[EXTRACTED INFORMATION start]
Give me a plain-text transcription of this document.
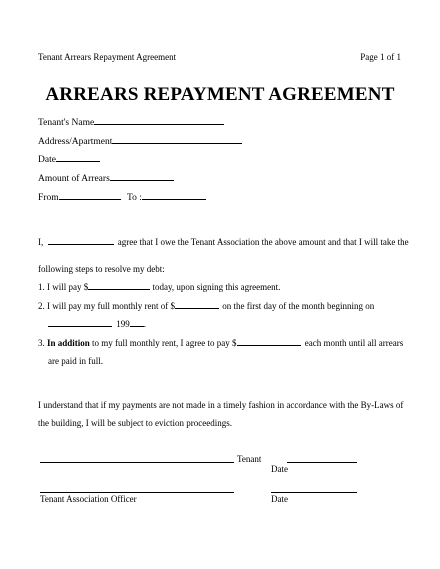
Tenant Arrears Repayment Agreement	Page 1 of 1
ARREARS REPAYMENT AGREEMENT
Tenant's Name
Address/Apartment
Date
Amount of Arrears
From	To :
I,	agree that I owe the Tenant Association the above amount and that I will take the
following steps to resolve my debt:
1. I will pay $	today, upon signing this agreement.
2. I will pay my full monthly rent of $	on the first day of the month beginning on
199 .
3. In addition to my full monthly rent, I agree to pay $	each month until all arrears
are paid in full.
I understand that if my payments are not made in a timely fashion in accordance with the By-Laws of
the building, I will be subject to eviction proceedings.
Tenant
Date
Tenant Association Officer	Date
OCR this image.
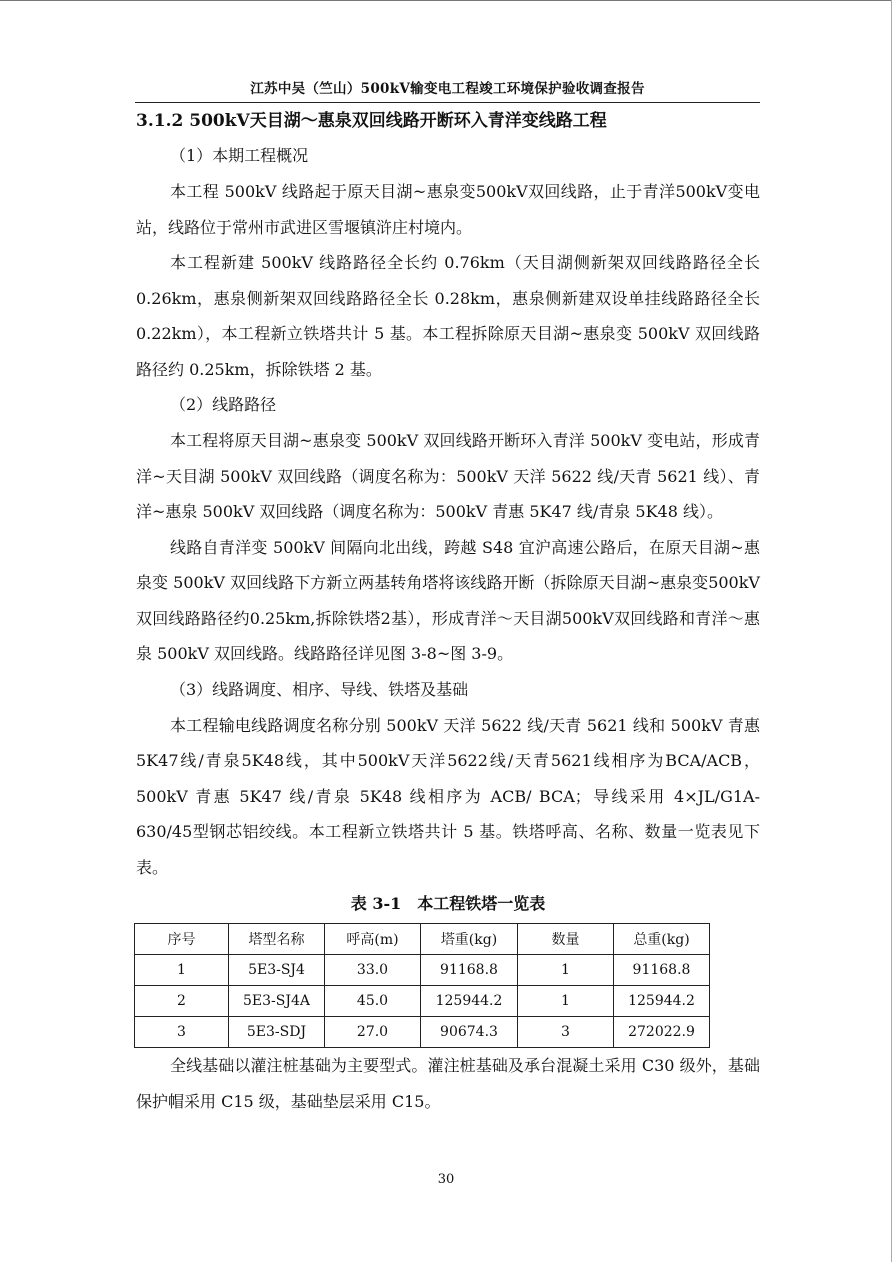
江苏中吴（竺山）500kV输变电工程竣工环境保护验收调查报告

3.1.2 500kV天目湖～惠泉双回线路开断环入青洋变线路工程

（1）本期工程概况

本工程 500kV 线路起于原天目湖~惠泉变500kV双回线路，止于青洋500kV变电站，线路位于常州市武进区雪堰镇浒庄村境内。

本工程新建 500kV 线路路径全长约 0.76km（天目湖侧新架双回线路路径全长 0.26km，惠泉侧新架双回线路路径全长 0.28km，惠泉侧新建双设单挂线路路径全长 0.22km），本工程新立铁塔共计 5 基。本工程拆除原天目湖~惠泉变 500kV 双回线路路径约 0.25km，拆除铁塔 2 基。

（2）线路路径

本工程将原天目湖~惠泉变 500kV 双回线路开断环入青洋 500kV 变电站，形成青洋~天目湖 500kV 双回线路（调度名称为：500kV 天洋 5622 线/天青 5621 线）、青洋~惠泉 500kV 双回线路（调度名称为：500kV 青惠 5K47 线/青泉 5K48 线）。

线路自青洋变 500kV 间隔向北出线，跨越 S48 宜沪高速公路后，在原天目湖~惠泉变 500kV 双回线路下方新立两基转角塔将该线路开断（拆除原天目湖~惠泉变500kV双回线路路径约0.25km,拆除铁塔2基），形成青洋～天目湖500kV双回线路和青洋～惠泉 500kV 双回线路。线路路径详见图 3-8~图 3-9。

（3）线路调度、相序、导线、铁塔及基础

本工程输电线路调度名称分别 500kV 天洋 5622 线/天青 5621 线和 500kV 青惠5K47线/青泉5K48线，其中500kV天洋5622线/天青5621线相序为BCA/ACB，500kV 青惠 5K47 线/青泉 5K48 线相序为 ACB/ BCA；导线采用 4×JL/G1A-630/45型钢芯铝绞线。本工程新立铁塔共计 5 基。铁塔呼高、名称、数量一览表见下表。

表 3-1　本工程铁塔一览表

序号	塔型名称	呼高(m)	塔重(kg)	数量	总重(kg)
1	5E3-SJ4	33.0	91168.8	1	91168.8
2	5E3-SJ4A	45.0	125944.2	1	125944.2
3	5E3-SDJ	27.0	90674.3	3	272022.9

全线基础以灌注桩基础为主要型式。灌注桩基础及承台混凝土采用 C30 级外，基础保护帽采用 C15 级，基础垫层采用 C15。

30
[EXTRACTED INFORMATION end]
[EXTRACTED INFORMATION start]
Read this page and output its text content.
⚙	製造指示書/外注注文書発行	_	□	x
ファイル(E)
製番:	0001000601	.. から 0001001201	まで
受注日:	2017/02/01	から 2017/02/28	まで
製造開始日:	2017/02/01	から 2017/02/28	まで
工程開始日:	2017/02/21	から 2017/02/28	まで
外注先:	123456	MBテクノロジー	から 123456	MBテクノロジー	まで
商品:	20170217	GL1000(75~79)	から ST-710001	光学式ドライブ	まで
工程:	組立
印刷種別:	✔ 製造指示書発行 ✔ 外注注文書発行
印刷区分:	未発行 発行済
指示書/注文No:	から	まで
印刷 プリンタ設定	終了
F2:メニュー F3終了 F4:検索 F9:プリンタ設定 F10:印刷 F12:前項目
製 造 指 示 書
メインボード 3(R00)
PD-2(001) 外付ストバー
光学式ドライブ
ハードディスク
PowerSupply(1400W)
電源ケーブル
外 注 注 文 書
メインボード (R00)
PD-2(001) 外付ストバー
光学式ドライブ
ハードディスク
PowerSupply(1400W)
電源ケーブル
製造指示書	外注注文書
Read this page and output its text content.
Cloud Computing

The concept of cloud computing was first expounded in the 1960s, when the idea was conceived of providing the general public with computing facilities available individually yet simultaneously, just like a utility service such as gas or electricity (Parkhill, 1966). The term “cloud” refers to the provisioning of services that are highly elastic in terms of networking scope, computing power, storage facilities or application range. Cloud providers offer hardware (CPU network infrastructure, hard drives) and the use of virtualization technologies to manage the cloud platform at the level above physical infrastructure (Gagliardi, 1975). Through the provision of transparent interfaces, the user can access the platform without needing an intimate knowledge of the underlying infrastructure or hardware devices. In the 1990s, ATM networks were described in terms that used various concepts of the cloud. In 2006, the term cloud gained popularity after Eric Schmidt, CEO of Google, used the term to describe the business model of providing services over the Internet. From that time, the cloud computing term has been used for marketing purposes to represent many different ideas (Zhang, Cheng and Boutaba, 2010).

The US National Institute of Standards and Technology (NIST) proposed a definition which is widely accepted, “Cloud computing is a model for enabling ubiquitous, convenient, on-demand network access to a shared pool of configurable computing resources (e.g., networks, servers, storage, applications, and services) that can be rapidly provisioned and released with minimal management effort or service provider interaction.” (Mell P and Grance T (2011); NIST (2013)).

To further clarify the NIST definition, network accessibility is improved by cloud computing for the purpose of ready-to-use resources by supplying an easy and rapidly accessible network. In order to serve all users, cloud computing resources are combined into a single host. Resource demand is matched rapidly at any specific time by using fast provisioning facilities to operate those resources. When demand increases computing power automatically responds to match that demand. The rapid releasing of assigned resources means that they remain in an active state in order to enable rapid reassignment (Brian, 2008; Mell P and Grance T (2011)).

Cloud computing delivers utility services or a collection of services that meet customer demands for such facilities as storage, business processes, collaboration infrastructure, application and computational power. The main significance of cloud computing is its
[EXTRACTED INFORMATION end]
[EXTRACTED INFORMATION start]
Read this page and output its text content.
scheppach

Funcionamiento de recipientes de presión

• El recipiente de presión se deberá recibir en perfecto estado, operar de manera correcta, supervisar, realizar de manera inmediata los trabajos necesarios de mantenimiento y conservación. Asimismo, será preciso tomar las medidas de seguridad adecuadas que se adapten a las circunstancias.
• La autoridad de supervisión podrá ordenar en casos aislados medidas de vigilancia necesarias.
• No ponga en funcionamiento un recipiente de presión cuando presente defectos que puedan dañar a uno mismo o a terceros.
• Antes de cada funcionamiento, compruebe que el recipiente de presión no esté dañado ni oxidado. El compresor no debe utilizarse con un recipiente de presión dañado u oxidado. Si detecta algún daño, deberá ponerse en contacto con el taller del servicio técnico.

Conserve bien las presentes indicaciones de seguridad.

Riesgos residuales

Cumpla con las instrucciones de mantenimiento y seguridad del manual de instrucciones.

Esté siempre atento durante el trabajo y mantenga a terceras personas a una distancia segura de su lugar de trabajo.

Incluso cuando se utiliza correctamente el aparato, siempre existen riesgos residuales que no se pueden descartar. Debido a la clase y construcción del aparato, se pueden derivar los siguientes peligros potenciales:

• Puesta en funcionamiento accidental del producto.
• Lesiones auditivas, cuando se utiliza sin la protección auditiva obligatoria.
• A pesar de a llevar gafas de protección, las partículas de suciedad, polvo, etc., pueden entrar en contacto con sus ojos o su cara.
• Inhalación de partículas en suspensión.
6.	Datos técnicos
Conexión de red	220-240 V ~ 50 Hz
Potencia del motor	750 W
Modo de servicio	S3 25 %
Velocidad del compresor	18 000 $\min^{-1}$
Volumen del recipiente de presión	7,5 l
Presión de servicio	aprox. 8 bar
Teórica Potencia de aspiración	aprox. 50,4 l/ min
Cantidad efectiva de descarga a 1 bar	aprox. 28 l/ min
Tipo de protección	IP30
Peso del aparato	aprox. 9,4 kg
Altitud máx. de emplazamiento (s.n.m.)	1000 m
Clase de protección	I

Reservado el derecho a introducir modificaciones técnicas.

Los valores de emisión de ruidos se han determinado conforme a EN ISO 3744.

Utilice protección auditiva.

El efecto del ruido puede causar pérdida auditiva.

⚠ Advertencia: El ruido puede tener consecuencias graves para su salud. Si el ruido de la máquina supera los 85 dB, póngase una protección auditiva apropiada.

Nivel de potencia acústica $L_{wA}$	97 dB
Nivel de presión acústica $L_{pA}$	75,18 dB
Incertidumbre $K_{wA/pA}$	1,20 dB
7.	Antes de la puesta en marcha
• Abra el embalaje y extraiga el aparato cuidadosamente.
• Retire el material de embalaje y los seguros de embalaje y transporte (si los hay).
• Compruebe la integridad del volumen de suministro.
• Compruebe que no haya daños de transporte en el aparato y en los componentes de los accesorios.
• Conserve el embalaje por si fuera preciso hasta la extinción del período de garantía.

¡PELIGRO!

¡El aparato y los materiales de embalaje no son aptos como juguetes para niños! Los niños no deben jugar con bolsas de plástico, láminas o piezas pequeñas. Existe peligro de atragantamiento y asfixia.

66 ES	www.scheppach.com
[EXTRACTED INFORMATION end]
STATED GOAL: Looking at the records above, work out how many lines include the string "Nivel". Give the number and nothing else.

TASK OUTPUT: 2